### STATED EXERCISE
Filter the records for lines holding the string "Cristina".

### RECORDS TO USE
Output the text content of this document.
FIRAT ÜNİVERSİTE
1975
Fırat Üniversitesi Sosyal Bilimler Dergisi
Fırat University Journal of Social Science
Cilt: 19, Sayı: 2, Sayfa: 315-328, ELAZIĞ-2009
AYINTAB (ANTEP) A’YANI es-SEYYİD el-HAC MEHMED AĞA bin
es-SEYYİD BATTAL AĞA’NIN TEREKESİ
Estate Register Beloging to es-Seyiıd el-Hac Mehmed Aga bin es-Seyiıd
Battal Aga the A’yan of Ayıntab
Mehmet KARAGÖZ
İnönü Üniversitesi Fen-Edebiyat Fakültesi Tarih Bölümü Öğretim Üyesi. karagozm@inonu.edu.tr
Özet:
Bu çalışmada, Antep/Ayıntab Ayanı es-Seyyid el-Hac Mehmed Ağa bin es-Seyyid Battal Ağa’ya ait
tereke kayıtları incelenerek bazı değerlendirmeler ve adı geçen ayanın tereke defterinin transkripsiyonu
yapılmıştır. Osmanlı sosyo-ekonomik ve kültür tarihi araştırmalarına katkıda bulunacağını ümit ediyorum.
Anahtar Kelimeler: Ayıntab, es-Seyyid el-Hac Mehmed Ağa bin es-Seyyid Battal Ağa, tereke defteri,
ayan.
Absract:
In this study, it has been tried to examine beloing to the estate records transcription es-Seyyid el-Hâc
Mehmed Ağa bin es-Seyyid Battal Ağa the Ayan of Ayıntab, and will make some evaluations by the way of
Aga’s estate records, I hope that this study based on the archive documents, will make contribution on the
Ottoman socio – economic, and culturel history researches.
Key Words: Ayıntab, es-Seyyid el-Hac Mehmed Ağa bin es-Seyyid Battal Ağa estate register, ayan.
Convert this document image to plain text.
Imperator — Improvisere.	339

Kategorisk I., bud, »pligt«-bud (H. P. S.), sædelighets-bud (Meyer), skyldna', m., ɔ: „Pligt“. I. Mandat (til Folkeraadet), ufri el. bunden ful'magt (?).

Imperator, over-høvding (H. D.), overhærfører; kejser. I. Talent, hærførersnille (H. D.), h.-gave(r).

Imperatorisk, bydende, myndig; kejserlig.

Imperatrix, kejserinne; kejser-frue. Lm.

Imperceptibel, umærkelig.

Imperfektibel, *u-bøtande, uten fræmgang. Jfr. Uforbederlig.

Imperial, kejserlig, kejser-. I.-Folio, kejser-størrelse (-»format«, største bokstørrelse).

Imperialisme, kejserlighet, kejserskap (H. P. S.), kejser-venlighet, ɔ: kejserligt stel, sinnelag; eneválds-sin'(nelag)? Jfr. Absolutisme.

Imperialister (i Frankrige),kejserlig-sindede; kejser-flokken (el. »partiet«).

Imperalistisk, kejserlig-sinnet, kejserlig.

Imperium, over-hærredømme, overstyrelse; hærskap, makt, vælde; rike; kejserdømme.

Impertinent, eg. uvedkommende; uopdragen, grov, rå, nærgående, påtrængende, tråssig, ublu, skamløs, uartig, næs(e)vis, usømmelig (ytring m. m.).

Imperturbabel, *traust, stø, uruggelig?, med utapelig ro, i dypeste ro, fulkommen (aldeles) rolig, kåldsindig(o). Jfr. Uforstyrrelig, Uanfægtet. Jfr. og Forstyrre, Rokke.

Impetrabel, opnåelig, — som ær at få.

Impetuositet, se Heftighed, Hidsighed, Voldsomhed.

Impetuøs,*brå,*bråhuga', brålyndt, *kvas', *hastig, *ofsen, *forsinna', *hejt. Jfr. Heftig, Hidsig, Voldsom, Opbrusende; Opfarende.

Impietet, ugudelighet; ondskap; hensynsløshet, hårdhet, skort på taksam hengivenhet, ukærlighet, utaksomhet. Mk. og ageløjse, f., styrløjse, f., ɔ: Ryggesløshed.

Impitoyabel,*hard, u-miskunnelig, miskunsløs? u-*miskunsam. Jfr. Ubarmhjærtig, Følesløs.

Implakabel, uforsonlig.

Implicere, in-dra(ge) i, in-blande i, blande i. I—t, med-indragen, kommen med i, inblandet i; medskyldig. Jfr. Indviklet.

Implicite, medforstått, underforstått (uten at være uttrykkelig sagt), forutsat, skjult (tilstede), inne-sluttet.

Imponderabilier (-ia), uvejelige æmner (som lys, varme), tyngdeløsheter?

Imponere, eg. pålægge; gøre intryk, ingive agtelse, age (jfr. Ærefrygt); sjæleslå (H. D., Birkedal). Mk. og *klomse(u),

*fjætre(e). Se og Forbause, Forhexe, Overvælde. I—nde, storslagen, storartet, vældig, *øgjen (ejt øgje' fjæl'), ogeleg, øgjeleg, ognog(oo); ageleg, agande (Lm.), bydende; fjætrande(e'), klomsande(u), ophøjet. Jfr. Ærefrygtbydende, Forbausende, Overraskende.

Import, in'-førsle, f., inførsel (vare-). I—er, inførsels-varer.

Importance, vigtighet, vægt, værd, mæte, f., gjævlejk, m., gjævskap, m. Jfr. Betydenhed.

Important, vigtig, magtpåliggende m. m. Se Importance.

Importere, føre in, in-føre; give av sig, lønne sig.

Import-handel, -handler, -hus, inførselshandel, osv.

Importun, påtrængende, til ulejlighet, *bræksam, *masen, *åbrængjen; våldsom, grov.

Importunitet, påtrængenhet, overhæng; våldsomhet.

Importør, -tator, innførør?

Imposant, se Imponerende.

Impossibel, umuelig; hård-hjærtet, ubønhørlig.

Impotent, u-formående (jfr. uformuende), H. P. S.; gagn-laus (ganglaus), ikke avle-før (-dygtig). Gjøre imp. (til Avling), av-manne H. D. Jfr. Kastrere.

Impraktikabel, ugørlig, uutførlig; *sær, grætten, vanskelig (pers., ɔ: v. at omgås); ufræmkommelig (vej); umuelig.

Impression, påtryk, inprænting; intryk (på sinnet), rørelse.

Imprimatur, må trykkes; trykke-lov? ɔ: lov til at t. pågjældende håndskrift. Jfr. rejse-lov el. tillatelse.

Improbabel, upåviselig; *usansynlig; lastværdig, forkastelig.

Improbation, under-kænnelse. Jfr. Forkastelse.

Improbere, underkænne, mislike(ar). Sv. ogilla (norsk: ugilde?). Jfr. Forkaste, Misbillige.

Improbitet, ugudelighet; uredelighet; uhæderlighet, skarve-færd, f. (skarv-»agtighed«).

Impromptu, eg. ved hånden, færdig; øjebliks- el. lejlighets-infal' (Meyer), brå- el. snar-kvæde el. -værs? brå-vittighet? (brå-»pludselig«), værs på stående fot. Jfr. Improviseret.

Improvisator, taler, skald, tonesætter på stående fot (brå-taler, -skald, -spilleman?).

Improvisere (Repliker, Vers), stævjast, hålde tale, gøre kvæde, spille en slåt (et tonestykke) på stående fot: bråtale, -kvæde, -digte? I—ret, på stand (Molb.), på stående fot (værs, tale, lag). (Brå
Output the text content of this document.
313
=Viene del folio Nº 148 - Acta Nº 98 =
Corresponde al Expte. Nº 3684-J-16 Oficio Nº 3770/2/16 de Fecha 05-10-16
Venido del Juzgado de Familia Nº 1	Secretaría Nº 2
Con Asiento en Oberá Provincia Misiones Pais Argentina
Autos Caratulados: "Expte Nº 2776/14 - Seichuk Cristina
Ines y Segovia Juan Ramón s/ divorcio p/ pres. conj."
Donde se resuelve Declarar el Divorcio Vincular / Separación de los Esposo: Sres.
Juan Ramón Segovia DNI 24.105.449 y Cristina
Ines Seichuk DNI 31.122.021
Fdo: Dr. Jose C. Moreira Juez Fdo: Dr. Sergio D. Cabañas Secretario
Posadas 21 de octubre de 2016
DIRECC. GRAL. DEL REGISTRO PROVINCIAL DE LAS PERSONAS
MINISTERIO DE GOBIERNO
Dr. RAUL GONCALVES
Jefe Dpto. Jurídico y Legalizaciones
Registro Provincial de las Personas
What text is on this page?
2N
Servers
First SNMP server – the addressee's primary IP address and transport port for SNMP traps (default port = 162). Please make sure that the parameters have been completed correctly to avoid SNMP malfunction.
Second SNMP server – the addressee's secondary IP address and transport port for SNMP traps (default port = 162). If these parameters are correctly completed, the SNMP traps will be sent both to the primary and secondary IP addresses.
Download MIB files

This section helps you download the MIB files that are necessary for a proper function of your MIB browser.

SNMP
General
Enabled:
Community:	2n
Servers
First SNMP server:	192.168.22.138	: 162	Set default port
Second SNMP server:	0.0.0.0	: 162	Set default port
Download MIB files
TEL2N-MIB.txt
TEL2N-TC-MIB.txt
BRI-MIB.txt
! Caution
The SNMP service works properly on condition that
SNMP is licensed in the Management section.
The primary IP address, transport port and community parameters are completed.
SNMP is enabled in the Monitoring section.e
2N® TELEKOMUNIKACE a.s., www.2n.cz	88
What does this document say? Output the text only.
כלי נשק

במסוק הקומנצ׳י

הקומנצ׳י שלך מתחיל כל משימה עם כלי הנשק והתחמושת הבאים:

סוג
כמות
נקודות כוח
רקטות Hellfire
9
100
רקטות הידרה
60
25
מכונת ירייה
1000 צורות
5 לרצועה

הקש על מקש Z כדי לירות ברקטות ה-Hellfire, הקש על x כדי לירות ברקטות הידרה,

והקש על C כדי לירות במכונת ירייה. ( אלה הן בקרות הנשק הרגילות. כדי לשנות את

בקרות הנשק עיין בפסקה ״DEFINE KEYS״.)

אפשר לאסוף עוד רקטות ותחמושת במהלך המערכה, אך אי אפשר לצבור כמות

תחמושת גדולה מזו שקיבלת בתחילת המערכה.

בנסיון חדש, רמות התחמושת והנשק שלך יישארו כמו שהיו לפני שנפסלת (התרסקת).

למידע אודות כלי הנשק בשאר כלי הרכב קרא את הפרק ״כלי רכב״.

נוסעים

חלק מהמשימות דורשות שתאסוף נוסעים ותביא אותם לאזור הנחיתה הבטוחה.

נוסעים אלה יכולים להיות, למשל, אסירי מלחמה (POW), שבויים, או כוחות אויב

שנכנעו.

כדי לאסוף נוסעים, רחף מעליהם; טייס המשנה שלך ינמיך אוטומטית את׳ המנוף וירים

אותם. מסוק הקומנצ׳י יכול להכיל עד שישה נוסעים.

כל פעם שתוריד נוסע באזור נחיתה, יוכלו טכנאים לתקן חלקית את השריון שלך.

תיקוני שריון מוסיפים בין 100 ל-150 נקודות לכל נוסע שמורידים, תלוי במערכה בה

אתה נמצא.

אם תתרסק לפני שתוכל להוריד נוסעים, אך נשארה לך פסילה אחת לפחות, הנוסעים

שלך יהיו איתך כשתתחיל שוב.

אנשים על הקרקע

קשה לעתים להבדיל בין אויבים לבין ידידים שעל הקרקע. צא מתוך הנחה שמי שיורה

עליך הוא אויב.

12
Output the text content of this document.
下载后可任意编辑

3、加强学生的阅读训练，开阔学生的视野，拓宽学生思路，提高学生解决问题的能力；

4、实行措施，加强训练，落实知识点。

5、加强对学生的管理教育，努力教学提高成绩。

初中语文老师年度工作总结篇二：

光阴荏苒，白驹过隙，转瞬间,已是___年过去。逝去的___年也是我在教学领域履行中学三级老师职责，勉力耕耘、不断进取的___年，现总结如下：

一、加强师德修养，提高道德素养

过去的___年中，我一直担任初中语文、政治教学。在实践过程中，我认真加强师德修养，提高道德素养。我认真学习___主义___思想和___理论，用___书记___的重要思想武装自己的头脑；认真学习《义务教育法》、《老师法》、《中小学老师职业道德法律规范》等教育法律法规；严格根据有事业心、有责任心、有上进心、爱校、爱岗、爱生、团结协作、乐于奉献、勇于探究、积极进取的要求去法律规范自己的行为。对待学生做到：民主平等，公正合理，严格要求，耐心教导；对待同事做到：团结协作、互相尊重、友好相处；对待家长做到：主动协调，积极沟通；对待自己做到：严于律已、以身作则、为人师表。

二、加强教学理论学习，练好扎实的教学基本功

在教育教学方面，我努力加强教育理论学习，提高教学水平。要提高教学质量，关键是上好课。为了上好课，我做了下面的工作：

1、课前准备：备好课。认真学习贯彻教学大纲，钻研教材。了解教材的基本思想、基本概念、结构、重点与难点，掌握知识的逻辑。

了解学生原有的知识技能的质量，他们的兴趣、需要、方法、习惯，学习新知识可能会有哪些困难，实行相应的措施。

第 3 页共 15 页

### OUTPUT OF THE TASK
Autos Caratulados: "Expte Nº 2776/14 - Seichuk Cristina
Juan Ramón Segovia DNI 24.105.449 y Cristina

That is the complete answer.